* Short problem
Would you extract the whole listing below and retype it exactly?

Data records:
- - - -

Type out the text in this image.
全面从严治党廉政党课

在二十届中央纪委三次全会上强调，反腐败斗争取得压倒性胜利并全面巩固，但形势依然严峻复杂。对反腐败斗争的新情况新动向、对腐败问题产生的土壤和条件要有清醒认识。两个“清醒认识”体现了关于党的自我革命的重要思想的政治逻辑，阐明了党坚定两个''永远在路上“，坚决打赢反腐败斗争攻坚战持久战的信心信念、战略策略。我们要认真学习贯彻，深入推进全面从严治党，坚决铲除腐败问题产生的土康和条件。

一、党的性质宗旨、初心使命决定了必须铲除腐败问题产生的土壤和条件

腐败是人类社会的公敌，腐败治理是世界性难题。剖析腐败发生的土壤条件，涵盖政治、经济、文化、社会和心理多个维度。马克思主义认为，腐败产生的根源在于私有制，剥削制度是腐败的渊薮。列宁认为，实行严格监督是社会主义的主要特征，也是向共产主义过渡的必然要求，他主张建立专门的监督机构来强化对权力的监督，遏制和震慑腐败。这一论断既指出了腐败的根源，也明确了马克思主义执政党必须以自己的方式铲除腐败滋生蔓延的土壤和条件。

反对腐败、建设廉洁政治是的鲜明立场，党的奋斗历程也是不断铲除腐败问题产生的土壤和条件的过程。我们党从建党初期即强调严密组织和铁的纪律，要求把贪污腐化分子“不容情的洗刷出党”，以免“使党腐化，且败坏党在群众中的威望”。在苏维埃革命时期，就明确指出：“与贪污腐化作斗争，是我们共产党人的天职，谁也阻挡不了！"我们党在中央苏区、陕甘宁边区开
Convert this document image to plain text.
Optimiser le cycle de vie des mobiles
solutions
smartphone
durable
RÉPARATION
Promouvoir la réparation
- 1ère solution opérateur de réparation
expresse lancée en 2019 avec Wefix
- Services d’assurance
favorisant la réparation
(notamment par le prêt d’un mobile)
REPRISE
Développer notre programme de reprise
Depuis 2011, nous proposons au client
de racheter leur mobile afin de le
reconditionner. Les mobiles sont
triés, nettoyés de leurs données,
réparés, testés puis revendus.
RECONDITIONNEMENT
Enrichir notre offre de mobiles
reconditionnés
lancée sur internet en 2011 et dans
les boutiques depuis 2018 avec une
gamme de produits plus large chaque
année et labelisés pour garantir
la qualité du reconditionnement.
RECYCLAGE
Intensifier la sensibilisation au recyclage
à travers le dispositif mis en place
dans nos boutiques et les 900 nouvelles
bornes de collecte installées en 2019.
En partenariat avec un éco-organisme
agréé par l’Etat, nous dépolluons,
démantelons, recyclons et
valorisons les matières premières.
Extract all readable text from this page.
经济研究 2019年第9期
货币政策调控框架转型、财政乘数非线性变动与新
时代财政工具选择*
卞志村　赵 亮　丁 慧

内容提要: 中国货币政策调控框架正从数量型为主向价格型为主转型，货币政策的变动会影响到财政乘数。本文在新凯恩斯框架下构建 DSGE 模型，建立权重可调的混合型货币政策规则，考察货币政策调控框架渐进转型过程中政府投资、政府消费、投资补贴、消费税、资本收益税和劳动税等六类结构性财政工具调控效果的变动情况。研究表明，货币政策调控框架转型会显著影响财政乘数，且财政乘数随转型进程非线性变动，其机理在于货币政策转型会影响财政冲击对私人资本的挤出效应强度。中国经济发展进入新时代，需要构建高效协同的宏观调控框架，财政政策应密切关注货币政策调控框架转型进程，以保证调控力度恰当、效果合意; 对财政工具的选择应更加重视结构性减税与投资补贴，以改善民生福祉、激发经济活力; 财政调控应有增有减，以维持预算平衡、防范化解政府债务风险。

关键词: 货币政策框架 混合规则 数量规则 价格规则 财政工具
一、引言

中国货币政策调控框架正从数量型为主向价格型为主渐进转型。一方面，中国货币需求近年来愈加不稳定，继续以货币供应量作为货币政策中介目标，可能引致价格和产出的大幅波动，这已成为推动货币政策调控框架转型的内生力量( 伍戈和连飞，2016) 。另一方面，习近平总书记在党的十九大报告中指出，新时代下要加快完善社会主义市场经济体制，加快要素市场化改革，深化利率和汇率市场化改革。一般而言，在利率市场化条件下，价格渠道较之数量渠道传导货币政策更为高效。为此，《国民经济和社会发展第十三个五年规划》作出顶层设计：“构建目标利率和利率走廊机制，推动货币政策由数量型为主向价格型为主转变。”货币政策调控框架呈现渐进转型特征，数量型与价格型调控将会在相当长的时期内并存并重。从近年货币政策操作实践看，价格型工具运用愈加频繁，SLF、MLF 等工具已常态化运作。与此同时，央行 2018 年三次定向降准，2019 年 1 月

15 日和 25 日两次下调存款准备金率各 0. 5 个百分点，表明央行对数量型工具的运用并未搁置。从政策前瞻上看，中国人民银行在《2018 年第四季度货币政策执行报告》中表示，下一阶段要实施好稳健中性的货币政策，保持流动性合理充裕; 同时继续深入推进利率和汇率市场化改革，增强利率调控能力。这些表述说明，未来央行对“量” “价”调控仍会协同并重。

- - - -

* Solution for this problem
Type out the text in this image.
全面从严治党廉政党课

在二十届中央纪委三次全会上强调，反腐败斗争取得压倒性胜利并全面巩固，但形势依然严峻复杂。对反腐败斗争的新情况新动向、对腐败问题产生的土壤和条件要有清醒认识。两个“清醒认识”体现了关于党的自我革命的重要思想的政治逻辑，阐明了党坚定两个''永远在路上“，坚决打赢反腐败斗争攻坚战持久战的信心信念、战略策略。我们要认真学习贯彻，深入推进全面从严治党，坚决铲除腐败问题产生的土康和条件。

一、党的性质宗旨、初心使命决定了必须铲除腐败问题产生的土壤和条件

腐败是人类社会的公敌，腐败治理是世界性难题。剖析腐败发生的土壤条件，涵盖政治、经济、文化、社会和心理多个维度。马克思主义认为，腐败产生的根源在于私有制，剥削制度是腐败的渊薮。列宁认为，实行严格监督是社会主义的主要特征，也是向共产主义过渡的必然要求，他主张建立专门的监督机构来强化对权力的监督，遏制和震慑腐败。这一论断既指出了腐败的根源，也明确了马克思主义执政党必须以自己的方式铲除腐败滋生蔓延的土壤和条件。

反对腐败、建设廉洁政治是的鲜明立场，党的奋斗历程也是不断铲除腐败问题产生的土壤和条件的过程。我们党从建党初期即强调严密组织和铁的纪律，要求把贪污腐化分子“不容情的洗刷出党”，以免“使党腐化，且败坏党在群众中的威望”。在苏维埃革命时期，就明确指出：“与贪污腐化作斗争，是我们共产党人的天职，谁也阻挡不了！"我们党在中央苏区、陕甘宁边区开
Convert this document image to plain text.
Optimiser le cycle de vie des mobiles
solutions
smartphone
durable
RÉPARATION
Promouvoir la réparation
- 1ère solution opérateur de réparation
expresse lancée en 2019 avec Wefix
- Services d’assurance
favorisant la réparation
(notamment par le prêt d’un mobile)
REPRISE
Développer notre programme de reprise
Depuis 2011, nous proposons au client
de racheter leur mobile afin de le
reconditionner. Les mobiles sont
triés, nettoyés de leurs données,
réparés, testés puis revendus.
RECONDITIONNEMENT
Enrichir notre offre de mobiles
reconditionnés
lancée sur internet en 2011 et dans
les boutiques depuis 2018 avec une
gamme de produits plus large chaque
année et labelisés pour garantir
la qualité du reconditionnement.
RECYCLAGE
Intensifier la sensibilisation au recyclage
à travers le dispositif mis en place
dans nos boutiques et les 900 nouvelles
bornes de collecte installées en 2019.
En partenariat avec un éco-organisme
agréé par l’Etat, nous dépolluons,
démantelons, recyclons et
valorisons les matières premières.
Extract all readable text from this page.
经济研究 2019年第9期
货币政策调控框架转型、财政乘数非线性变动与新
时代财政工具选择*
卞志村　赵 亮　丁 慧

内容提要: 中国货币政策调控框架正从数量型为主向价格型为主转型，货币政策的变动会影响到财政乘数。本文在新凯恩斯框架下构建 DSGE 模型，建立权重可调的混合型货币政策规则，考察货币政策调控框架渐进转型过程中政府投资、政府消费、投资补贴、消费税、资本收益税和劳动税等六类结构性财政工具调控效果的变动情况。研究表明，货币政策调控框架转型会显著影响财政乘数，且财政乘数随转型进程非线性变动，其机理在于货币政策转型会影响财政冲击对私人资本的挤出效应强度。中国经济发展进入新时代，需要构建高效协同的宏观调控框架，财政政策应密切关注货币政策调控框架转型进程，以保证调控力度恰当、效果合意; 对财政工具的选择应更加重视结构性减税与投资补贴，以改善民生福祉、激发经济活力; 财政调控应有增有减，以维持预算平衡、防范化解政府债务风险。

关键词: 货币政策框架 混合规则 数量规则 价格规则 财政工具
一、引言

中国货币政策调控框架正从数量型为主向价格型为主渐进转型。一方面，中国货币需求近年来愈加不稳定，继续以货币供应量作为货币政策中介目标，可能引致价格和产出的大幅波动，这已成为推动货币政策调控框架转型的内生力量( 伍戈和连飞，2016) 。另一方面，习近平总书记在党的十九大报告中指出，新时代下要加快完善社会主义市场经济体制，加快要素市场化改革，深化利率和汇率市场化改革。一般而言，在利率市场化条件下，价格渠道较之数量渠道传导货币政策更为高效。为此，《国民经济和社会发展第十三个五年规划》作出顶层设计：“构建目标利率和利率走廊机制，推动货币政策由数量型为主向价格型为主转变。”货币政策调控框架呈现渐进转型特征，数量型与价格型调控将会在相当长的时期内并存并重。从近年货币政策操作实践看，价格型工具运用愈加频繁，SLF、MLF 等工具已常态化运作。与此同时，央行 2018 年三次定向降准，2019 年 1 月

15 日和 25 日两次下调存款准备金率各 0. 5 个百分点，表明央行对数量型工具的运用并未搁置。从政策前瞻上看，中国人民银行在《2018 年第四季度货币政策执行报告》中表示，下一阶段要实施好稳健中性的货币政策，保持流动性合理充裕; 同时继续深入推进利率和汇率市场化改革，增强利率调控能力。这些表述说明，未来央行对“量” “价”调控仍会协同并重。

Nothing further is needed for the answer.